Extracted records

----------

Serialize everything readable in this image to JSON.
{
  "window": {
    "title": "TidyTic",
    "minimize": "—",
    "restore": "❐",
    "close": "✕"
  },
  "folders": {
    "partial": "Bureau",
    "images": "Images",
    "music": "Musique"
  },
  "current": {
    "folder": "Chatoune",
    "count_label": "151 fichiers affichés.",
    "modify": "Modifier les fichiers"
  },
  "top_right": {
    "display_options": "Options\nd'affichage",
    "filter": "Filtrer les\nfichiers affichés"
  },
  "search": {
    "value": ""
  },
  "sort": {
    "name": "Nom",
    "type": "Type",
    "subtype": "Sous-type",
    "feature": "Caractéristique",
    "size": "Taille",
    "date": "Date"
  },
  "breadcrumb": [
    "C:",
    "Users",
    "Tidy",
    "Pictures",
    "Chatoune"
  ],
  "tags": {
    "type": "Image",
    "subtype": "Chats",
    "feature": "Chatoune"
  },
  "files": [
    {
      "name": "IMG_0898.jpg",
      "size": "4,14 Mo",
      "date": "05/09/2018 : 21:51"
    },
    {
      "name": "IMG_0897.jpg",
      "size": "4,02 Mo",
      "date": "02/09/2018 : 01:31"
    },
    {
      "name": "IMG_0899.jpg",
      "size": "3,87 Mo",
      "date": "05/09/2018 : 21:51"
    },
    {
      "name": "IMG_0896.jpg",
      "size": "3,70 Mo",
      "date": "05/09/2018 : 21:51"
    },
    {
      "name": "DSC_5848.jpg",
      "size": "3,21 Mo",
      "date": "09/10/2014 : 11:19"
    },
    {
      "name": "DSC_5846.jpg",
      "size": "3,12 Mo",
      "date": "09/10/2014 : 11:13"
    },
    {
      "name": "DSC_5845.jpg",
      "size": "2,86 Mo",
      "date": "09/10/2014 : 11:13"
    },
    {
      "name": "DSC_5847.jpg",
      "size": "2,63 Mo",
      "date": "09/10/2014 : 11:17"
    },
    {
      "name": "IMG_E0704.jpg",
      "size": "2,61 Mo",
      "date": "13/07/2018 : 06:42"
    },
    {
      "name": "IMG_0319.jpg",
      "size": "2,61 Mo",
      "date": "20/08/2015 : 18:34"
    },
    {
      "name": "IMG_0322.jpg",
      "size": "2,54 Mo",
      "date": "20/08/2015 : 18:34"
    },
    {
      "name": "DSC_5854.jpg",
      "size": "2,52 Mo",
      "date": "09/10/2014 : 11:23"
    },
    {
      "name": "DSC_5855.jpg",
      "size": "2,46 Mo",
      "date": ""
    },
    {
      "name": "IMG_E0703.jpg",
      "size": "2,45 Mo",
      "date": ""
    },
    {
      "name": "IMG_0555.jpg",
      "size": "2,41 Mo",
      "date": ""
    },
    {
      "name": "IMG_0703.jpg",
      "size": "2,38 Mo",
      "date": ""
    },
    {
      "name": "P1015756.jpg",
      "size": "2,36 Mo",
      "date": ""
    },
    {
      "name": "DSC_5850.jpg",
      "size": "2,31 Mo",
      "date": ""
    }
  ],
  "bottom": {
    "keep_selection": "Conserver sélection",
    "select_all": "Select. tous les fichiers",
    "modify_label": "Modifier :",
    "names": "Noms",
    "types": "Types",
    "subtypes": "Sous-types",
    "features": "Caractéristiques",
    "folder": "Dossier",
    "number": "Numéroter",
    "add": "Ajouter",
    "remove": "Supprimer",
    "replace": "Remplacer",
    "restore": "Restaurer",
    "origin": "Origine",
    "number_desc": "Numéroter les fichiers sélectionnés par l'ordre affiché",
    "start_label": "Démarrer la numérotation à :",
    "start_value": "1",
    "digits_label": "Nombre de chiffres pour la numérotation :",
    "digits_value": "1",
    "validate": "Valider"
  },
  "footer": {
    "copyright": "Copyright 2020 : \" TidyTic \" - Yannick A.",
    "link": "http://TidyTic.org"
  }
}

----------

> Problem requirements
Give only the count of lines in this material that contain the string "Numéroter".

> Result of the task
2